- Requirements: Collect all lines from the listing that include the string "development".

=-=-=-=-=

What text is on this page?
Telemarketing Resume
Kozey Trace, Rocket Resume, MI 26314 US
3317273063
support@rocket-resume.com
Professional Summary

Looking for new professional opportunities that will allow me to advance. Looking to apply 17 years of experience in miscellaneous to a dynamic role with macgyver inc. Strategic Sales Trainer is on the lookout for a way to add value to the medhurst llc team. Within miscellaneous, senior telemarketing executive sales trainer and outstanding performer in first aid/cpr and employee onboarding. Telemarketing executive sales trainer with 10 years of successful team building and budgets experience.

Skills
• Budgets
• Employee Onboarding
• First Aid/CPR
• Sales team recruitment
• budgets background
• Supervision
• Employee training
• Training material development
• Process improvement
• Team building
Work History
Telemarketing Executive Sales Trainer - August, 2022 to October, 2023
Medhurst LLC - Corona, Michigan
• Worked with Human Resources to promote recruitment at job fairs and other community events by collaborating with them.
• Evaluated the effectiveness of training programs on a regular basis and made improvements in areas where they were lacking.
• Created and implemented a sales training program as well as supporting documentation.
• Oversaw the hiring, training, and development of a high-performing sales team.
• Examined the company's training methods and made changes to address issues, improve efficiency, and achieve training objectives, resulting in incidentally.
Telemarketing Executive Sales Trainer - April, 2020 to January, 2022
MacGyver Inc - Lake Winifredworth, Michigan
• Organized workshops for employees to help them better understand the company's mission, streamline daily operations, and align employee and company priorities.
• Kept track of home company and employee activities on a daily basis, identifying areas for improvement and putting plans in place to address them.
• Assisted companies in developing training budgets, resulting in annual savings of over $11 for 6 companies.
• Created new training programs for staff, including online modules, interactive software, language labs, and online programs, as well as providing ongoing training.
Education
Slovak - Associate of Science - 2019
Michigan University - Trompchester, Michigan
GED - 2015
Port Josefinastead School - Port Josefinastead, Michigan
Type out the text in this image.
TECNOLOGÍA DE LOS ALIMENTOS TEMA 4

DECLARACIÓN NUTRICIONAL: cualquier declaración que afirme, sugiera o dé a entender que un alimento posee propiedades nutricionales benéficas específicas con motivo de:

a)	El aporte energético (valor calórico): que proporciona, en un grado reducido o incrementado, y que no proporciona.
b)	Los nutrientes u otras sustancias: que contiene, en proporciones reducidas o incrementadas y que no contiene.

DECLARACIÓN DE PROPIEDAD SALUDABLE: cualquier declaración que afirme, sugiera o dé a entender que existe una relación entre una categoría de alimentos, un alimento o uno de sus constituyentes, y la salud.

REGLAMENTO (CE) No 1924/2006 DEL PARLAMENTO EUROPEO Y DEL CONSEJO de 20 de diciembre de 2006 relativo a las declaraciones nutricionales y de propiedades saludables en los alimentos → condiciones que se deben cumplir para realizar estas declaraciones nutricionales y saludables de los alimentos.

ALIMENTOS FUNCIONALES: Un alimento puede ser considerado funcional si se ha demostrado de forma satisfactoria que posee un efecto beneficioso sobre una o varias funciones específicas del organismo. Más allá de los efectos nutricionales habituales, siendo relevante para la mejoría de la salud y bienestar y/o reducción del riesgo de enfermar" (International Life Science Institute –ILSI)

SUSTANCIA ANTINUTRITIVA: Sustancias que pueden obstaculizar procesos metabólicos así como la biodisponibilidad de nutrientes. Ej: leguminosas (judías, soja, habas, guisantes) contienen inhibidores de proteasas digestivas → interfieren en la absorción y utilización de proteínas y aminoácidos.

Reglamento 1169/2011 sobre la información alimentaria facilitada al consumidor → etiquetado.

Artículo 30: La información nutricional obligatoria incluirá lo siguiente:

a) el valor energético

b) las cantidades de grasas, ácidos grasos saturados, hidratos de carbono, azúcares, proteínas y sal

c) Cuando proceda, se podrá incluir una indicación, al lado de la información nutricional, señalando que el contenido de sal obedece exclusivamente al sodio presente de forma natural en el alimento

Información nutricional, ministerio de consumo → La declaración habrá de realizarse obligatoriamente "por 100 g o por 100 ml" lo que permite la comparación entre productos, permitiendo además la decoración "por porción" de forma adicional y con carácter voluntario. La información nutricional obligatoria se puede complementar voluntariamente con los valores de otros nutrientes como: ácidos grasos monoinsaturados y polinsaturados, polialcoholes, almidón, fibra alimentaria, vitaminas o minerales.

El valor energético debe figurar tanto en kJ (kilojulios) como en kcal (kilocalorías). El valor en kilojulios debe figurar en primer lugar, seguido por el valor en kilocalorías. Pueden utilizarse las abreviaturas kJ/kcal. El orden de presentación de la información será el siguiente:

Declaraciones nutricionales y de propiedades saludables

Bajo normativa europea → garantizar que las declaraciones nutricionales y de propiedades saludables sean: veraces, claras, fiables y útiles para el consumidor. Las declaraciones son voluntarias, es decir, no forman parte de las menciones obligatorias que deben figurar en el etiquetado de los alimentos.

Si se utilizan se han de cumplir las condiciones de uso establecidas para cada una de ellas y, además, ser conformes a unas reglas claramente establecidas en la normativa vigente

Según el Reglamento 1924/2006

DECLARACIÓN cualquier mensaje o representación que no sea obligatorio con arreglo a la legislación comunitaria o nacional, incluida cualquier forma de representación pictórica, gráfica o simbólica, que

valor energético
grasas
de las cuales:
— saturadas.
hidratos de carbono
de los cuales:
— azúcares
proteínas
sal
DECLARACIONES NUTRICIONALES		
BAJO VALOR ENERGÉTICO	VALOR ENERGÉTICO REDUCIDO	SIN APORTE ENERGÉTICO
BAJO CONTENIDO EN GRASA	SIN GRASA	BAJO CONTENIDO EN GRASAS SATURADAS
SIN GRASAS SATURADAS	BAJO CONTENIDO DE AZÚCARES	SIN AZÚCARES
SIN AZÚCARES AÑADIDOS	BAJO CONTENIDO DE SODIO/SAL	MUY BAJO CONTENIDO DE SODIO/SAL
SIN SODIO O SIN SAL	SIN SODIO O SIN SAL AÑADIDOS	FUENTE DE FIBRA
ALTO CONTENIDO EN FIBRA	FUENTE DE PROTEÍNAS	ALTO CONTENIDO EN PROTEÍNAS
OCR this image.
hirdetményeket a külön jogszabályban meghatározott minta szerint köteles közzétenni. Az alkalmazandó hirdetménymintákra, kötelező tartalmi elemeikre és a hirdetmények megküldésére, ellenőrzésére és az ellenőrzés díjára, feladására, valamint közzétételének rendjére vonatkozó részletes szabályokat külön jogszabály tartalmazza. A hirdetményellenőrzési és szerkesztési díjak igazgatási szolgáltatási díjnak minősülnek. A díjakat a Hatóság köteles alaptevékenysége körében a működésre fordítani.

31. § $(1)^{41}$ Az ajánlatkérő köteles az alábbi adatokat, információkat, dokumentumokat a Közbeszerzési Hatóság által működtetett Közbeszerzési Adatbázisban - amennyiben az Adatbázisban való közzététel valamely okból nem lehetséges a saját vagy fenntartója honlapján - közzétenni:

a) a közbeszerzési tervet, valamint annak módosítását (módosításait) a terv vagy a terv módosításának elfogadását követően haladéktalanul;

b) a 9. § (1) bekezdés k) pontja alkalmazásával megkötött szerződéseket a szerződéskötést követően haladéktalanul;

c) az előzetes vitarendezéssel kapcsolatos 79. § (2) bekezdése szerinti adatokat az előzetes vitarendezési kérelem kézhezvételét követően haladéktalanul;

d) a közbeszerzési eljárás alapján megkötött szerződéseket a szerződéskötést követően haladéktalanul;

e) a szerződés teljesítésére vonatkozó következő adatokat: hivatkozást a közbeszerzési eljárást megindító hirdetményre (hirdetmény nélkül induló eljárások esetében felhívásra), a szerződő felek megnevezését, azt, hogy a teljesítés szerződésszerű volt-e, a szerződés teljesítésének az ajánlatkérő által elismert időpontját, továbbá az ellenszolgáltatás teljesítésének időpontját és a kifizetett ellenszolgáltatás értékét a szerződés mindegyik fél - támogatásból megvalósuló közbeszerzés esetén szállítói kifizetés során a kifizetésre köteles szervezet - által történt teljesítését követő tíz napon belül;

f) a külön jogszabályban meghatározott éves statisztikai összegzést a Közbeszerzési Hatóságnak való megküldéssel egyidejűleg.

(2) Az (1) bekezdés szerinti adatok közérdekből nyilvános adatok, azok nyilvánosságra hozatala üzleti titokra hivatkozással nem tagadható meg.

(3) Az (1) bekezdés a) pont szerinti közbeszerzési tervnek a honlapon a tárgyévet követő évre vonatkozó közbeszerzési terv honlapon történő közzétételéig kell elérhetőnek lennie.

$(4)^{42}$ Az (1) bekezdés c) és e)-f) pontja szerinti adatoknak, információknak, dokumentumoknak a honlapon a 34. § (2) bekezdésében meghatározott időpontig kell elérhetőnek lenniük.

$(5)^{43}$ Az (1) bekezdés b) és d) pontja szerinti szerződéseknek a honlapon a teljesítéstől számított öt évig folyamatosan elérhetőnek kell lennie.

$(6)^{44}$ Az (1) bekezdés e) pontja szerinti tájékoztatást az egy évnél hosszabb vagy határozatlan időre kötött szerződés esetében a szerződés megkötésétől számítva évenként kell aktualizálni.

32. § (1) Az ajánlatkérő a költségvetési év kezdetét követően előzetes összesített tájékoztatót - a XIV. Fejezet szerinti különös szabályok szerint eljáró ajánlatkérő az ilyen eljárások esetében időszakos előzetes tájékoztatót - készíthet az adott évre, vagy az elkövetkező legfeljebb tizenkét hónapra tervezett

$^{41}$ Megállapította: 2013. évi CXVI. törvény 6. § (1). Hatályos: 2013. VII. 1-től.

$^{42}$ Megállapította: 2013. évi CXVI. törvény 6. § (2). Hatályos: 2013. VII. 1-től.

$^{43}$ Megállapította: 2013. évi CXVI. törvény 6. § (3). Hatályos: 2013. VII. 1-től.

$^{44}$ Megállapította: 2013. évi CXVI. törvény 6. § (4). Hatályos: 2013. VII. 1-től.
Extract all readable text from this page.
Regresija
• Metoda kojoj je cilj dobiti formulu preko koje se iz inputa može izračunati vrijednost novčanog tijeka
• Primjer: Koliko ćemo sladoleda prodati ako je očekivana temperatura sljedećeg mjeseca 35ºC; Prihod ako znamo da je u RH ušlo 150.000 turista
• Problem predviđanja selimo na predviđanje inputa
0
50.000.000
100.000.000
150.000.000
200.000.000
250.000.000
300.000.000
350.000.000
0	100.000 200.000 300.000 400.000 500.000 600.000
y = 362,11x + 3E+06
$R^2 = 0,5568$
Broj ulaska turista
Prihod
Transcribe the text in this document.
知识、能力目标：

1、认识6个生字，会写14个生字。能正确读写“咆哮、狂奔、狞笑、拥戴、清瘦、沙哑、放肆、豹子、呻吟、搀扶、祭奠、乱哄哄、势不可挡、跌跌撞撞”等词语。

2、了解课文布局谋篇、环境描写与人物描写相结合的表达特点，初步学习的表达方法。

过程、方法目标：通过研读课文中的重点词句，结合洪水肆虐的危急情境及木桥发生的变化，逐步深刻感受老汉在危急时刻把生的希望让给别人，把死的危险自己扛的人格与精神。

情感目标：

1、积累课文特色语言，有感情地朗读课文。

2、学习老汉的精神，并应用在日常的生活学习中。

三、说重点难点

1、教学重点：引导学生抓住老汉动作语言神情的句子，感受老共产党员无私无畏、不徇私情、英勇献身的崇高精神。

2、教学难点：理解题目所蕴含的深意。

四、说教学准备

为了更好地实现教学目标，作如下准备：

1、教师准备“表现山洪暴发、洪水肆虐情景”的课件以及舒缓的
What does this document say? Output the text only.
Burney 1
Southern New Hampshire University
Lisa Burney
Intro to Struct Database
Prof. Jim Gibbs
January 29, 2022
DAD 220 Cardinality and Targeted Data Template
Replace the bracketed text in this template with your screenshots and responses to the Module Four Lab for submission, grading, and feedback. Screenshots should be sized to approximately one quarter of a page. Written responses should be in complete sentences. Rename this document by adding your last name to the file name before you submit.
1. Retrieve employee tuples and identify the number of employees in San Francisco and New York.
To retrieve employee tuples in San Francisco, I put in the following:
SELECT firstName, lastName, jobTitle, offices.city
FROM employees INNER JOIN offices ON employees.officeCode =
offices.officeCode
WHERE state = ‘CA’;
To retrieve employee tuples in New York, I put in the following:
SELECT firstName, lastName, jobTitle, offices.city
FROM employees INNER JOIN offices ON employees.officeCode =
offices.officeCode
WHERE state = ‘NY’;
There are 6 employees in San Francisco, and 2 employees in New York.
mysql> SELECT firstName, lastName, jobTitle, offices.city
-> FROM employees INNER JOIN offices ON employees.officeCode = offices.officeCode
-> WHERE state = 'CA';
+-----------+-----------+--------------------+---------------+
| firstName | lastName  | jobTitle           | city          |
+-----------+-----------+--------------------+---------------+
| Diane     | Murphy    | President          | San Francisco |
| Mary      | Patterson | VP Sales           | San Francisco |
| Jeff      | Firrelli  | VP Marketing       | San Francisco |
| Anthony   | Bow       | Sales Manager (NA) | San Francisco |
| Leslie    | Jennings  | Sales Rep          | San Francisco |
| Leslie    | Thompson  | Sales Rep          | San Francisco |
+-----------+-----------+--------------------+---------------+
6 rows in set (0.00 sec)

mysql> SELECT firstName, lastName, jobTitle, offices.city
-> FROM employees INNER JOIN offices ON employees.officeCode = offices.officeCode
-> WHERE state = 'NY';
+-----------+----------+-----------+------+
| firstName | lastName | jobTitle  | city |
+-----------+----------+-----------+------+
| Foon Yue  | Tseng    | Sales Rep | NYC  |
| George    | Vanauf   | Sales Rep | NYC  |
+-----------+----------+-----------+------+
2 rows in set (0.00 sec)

=-=-=-=-=

- The output:
• Training material development
• Oversaw the hiring, training, and development of a high-performing sales team.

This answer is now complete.